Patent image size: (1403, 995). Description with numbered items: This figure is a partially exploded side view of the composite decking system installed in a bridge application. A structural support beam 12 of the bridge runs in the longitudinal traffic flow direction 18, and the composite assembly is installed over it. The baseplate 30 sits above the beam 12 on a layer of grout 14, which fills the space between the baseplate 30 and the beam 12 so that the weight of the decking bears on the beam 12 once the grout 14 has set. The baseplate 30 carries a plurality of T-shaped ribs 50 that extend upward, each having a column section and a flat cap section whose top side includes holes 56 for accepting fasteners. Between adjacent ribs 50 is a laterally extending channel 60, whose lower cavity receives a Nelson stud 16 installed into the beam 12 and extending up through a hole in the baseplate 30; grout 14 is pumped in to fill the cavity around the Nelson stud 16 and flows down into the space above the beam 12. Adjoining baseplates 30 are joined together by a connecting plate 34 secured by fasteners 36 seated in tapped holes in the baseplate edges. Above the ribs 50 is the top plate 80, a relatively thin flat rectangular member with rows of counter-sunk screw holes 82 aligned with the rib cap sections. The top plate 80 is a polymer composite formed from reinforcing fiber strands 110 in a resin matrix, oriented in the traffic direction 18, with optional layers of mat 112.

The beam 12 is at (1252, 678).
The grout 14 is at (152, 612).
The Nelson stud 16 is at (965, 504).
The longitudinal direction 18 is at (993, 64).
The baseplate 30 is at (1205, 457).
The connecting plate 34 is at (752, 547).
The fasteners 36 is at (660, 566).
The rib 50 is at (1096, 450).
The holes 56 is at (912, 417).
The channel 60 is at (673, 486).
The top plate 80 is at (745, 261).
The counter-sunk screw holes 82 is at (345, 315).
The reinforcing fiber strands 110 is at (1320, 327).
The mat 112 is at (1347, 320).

• **Directions**: Express the lines from the start of the records through the line that contains "The Nelson stud 16 is at (965, 504)." as a JSON list of strings. Use one string per line and leave out blank lines.

• **Complete output**:
[
  "Patent image size: (1403, 995). Description with numbered items: This figure is a partially exploded side view of the composite decking system installed in a bridge application. A structural support beam 12 of the bridge runs in the longitudinal traffic flow direction 18, and the composite assembly is installed over it. The baseplate 30 sits above the beam 12 on a layer of grout 14, which fills the space between the baseplate 30 and the beam 12 so that the weight of the decking bears on the beam 12 once the grout 14 has set. The baseplate 30 carries a plurality of T-shaped ribs 50 that extend upward, each having a column section and a flat cap section whose top side includes holes 56 for accepting fasteners. Between adjacent ribs 50 is a laterally extending channel 60, whose lower cavity receives a Nelson stud 16 installed into the beam 12 and extending up through a hole in the baseplate 30; grout 14 is pumped in to fill the cavity around the Nelson stud 16 and flows down into the space above the beam 12. Adjoining baseplates 30 are joined together by a connecting plate 34 secured by fasteners 36 seated in tapped holes in the baseplate edges. Above the ribs 50 is the top plate 80, a relatively thin flat rectangular member with rows of counter-sunk screw holes 82 aligned with the rib cap sections. The top plate 80 is a polymer composite formed from reinforcing fiber strands 110 in a resin matrix, oriented in the traffic direction 18, with optional layers of mat 112.",
  "The beam 12 is at (1252, 678).",
  "The grout 14 is at (152, 612).",
  "The Nelson stud 16 is at (965, 504)."
]